• DESCRIPTION OF THE TASK
Note each line where "xlabel" appears, and copy it.

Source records

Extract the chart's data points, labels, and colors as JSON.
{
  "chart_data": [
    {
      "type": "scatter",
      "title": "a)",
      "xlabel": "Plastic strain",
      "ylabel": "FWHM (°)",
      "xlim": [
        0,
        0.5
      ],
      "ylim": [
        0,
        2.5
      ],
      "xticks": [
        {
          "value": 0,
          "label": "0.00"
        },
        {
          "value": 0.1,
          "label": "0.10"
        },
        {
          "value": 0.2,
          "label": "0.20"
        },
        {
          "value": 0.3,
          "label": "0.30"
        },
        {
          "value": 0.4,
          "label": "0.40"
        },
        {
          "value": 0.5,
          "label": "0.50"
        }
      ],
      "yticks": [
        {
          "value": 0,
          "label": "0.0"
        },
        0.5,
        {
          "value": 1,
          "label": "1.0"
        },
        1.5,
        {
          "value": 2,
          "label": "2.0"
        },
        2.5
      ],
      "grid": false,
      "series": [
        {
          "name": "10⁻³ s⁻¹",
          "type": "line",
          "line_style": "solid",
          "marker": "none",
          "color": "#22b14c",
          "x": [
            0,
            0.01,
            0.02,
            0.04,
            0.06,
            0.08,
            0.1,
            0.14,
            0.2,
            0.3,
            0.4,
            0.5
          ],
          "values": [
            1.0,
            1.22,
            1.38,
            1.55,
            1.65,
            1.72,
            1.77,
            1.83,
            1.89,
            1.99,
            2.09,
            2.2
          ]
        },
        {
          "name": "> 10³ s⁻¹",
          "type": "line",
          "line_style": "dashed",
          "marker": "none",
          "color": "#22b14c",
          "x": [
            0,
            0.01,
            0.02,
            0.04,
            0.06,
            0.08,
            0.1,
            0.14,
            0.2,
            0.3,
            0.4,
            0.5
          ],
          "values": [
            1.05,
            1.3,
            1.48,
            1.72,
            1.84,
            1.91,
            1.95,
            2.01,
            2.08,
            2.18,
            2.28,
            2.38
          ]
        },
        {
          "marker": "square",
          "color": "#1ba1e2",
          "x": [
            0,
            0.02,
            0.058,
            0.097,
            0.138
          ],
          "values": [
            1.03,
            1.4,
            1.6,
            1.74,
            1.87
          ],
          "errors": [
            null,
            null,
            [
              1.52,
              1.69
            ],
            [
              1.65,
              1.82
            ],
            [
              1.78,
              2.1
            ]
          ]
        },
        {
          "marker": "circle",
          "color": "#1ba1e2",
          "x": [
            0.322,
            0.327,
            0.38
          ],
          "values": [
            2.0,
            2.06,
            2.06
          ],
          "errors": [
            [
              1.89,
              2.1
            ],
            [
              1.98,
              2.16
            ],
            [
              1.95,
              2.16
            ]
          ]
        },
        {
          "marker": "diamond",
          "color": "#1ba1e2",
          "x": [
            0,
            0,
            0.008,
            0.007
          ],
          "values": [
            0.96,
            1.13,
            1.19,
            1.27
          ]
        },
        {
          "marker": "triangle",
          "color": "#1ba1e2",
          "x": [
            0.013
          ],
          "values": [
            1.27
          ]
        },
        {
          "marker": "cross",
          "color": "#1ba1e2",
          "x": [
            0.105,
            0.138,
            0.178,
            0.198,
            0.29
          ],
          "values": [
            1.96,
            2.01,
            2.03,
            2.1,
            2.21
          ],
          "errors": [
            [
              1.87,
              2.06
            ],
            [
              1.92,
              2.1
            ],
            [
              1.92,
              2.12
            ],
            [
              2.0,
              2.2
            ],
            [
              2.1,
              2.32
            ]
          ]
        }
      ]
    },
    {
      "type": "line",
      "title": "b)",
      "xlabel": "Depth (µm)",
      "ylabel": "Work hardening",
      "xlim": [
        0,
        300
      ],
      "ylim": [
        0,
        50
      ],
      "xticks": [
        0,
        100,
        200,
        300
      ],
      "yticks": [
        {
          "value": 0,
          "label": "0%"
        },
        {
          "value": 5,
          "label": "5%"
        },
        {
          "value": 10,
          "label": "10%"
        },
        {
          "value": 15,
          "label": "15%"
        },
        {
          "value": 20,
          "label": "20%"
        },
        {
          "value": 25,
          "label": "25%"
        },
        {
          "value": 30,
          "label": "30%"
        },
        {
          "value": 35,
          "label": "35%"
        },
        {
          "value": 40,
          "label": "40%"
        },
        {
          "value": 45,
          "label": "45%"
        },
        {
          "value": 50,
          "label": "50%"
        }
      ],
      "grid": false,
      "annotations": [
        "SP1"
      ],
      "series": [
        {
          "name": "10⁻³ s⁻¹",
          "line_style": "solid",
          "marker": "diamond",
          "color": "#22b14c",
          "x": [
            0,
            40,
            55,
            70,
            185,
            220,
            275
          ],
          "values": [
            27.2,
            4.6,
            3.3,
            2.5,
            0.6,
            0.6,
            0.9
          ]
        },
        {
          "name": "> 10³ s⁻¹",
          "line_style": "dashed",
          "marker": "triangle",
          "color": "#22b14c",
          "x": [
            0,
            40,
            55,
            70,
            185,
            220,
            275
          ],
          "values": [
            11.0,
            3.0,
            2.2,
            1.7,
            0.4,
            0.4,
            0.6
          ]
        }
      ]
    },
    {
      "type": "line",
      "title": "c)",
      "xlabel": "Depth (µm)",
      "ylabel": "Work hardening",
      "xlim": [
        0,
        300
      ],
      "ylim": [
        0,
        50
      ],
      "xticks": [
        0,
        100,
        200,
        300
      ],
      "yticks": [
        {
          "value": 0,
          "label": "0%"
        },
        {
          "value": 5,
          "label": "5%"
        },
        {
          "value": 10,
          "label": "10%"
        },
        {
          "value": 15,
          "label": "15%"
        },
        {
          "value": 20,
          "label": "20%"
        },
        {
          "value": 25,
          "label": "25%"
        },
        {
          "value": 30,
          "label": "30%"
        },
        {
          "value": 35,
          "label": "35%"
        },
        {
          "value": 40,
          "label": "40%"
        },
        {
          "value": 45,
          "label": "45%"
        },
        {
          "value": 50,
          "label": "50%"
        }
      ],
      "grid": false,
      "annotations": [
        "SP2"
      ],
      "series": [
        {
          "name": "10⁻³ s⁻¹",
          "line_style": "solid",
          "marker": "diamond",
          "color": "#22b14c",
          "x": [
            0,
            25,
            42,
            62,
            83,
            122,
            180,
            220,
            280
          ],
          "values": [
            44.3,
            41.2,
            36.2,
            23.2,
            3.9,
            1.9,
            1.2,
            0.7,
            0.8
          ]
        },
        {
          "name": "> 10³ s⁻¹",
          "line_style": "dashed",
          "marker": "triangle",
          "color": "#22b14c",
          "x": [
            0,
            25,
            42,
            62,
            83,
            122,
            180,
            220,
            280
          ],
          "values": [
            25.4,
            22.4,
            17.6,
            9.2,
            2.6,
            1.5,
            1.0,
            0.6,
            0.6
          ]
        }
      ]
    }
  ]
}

--

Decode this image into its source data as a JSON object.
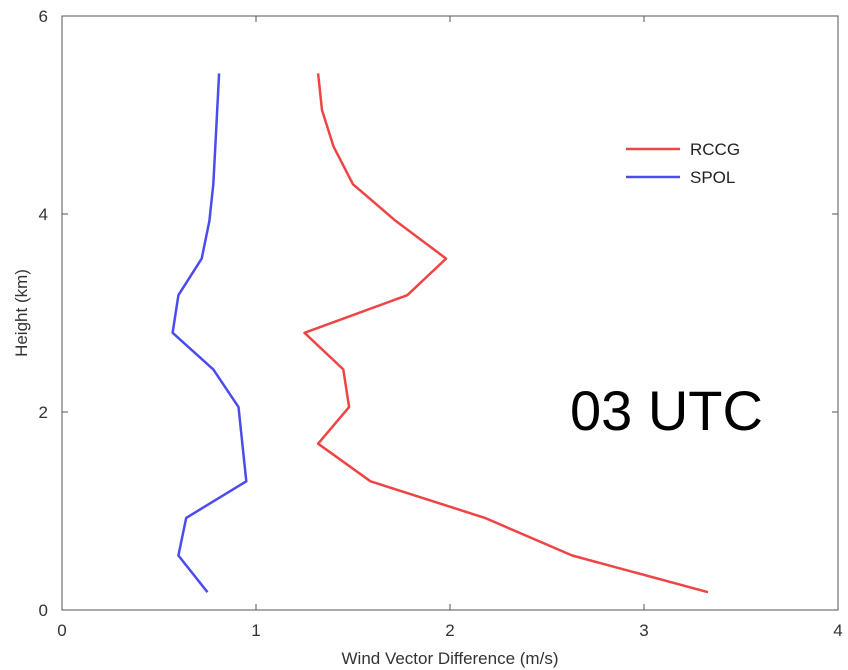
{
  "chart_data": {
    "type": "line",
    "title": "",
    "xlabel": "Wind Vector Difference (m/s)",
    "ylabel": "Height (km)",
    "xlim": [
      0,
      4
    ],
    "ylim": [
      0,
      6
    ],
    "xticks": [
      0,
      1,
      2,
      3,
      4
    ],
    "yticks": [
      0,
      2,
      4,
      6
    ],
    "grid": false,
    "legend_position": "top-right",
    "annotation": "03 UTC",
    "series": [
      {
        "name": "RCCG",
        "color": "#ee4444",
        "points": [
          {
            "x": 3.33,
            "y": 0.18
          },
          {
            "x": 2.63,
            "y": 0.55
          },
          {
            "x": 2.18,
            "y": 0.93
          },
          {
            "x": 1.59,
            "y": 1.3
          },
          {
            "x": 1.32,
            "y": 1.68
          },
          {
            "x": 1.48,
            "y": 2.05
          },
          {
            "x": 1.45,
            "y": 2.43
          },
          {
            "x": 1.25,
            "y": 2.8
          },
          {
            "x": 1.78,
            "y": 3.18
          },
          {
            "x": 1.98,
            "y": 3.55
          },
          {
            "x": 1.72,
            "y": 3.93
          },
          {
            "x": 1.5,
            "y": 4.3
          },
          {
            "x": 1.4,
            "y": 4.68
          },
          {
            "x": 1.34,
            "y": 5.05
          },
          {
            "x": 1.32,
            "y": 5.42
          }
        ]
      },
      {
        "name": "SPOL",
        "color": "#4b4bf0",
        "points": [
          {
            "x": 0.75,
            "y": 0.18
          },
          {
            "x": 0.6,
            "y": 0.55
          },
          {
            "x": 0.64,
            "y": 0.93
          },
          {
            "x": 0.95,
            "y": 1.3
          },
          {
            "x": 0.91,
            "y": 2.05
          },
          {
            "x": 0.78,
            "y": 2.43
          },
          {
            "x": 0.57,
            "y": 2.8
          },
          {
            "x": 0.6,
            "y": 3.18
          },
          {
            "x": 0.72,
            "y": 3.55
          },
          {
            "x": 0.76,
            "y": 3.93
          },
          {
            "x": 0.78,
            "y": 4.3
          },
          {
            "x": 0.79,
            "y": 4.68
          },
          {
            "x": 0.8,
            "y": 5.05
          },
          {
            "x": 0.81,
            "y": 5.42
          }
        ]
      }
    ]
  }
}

• SOLUTION TO THIS PROBLEM
      "xlabel": "Plastic strain",
      "xlabel": "Depth (µm)",
      "xlabel": "Depth (µm)",
    "xlabel": "Wind Vector Difference (m/s)",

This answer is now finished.